Of the lines in the data below, count the ones holding the string "Sinigang", and answer with that number only.
─── Records for processing
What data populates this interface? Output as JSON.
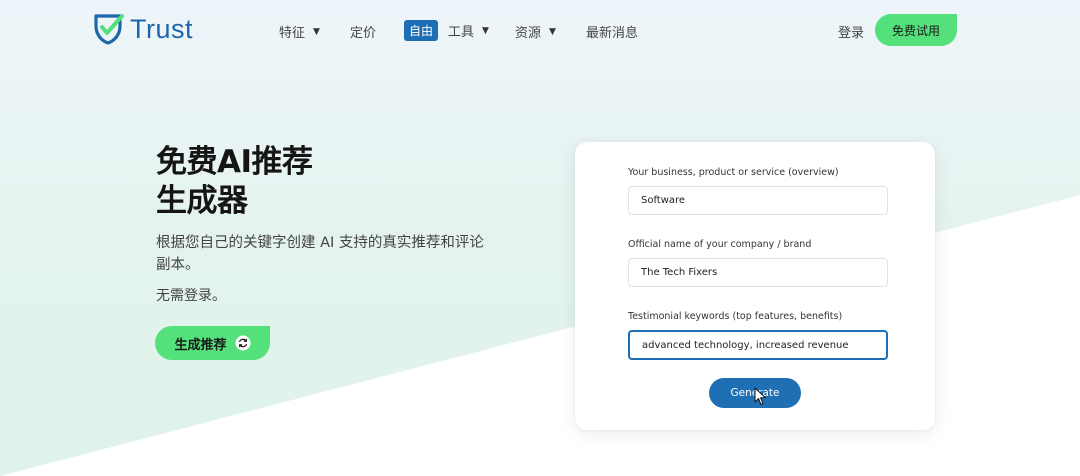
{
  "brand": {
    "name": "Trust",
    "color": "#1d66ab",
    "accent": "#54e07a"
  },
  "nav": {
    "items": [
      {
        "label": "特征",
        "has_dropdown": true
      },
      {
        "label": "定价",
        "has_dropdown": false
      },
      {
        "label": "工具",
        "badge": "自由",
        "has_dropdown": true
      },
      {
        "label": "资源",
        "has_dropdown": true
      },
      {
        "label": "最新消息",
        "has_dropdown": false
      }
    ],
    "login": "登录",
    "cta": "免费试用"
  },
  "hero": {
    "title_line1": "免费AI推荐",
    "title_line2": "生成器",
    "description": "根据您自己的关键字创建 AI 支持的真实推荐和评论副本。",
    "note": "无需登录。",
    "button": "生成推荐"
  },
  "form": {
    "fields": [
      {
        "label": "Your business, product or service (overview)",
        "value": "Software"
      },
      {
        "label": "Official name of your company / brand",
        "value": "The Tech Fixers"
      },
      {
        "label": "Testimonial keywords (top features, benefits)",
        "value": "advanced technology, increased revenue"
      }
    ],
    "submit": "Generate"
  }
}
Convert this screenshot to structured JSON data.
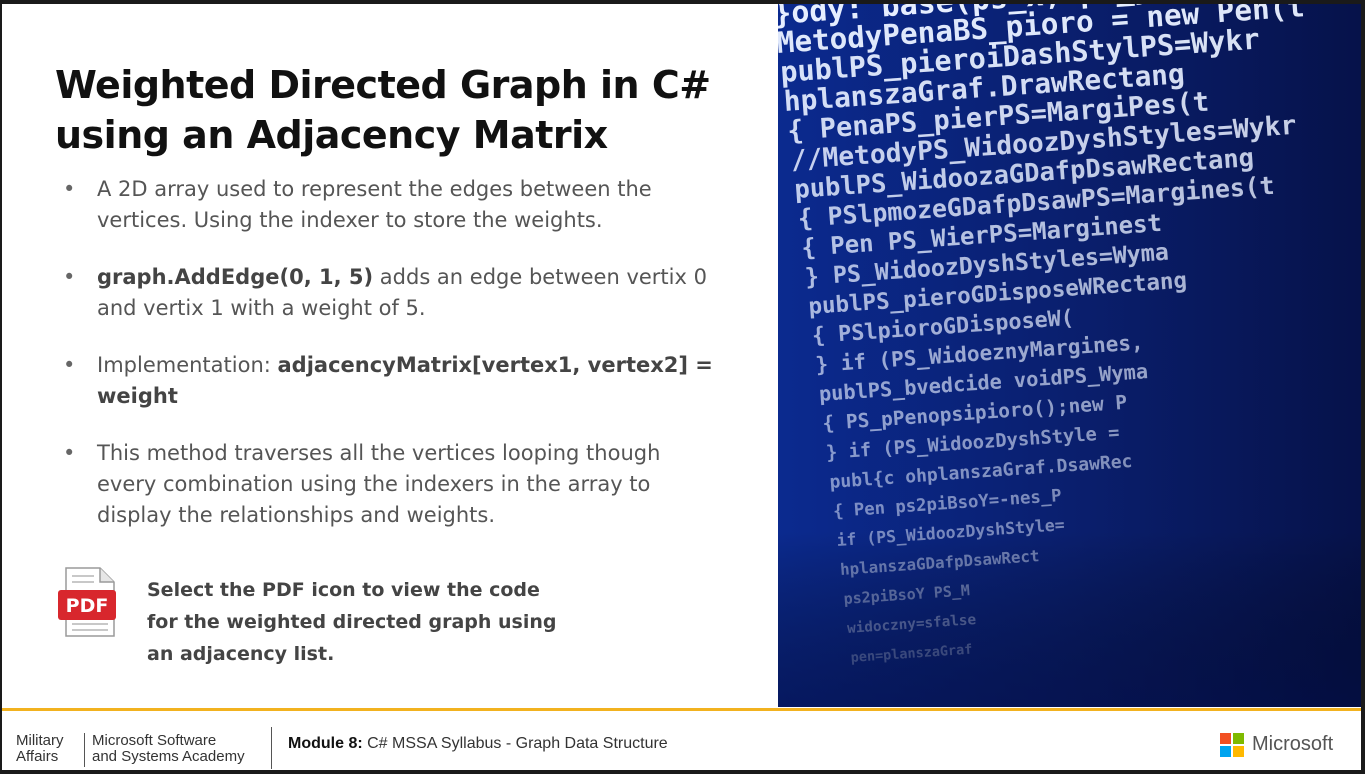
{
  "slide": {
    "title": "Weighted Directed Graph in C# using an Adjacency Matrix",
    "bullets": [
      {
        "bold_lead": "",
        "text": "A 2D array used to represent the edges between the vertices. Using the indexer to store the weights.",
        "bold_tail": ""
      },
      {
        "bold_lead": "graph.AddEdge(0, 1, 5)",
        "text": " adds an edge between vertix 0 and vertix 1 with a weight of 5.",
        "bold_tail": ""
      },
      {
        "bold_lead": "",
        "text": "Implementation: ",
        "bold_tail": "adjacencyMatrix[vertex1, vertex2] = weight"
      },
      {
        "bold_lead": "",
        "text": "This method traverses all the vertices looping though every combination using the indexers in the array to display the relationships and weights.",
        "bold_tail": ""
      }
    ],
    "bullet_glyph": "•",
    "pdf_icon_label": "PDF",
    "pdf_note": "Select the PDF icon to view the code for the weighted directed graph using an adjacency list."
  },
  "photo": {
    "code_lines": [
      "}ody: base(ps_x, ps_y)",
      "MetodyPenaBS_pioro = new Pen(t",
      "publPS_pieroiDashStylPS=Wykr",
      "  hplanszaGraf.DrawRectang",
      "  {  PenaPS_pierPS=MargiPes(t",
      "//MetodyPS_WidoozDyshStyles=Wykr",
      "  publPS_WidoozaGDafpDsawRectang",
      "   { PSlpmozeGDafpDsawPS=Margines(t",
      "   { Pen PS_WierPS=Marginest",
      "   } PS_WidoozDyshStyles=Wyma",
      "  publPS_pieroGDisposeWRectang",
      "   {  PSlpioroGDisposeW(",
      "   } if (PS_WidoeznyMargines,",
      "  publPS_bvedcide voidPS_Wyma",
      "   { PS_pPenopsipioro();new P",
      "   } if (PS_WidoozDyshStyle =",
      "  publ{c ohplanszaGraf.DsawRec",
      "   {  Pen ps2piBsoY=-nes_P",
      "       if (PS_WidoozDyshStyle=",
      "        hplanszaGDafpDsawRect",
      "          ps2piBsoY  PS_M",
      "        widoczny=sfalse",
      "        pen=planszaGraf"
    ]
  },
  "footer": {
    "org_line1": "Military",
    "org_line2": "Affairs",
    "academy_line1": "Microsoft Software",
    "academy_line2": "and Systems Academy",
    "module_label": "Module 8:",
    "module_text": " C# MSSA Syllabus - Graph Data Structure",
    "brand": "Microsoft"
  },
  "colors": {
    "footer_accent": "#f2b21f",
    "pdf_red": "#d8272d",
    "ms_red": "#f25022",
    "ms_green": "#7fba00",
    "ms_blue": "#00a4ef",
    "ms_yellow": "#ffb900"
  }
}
──────
─── Records for processing
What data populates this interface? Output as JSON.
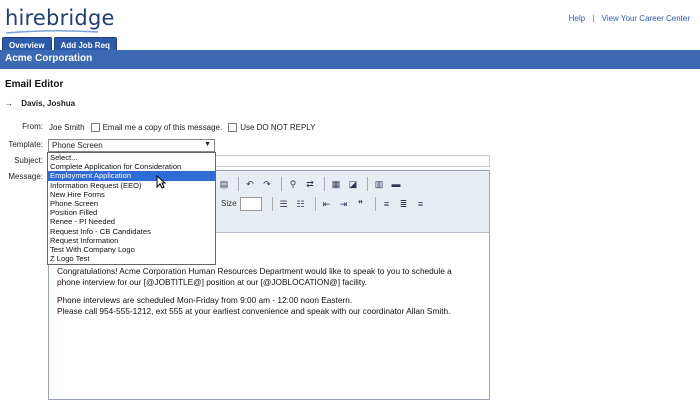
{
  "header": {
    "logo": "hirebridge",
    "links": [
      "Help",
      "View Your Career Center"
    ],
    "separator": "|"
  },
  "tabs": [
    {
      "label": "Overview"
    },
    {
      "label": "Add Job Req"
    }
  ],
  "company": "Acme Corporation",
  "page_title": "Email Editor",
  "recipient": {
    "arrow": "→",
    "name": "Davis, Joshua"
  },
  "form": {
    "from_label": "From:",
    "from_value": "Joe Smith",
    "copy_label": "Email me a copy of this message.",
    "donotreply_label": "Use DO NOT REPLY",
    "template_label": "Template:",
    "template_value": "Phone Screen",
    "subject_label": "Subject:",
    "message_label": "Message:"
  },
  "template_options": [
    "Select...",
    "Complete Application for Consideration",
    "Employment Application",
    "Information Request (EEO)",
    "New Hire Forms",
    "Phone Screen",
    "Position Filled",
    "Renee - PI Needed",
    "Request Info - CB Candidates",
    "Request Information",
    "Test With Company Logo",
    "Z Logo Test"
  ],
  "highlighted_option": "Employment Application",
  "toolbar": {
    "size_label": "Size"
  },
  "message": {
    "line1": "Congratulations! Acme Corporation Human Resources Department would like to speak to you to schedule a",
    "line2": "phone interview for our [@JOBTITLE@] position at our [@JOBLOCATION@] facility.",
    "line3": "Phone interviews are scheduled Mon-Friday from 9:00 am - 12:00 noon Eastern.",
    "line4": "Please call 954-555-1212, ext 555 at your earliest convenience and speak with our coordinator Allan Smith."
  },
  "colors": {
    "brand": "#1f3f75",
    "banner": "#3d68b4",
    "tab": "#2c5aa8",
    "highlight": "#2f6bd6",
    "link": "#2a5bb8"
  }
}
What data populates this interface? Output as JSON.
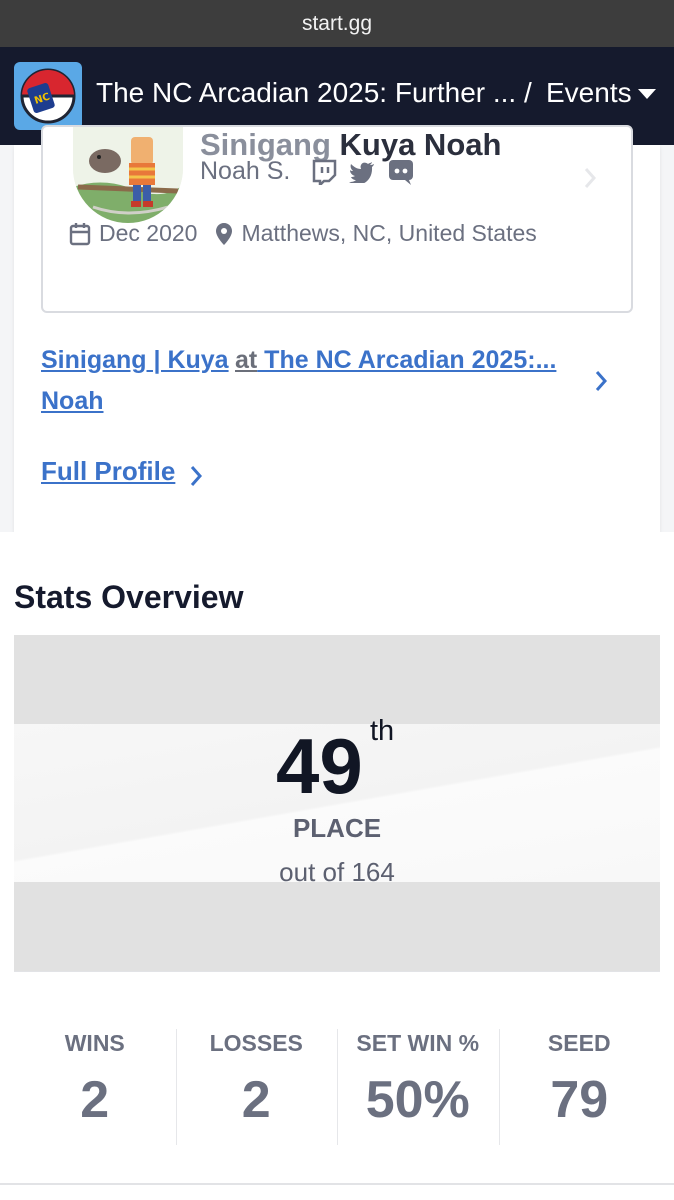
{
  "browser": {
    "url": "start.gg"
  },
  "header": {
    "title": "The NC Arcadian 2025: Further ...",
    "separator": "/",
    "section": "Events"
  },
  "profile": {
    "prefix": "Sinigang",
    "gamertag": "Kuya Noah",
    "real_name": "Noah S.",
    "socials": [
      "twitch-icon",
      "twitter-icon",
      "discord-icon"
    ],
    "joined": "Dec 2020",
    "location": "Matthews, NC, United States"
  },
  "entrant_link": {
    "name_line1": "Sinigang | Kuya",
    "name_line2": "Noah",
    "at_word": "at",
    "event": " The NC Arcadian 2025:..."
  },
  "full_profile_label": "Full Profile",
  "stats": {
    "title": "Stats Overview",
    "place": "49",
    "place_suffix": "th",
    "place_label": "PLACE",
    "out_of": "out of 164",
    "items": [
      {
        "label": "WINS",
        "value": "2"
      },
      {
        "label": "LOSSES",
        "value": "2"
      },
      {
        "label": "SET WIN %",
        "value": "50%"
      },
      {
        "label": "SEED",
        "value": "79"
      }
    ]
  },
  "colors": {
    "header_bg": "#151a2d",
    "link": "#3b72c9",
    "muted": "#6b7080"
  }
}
──────
### Problem solution:
2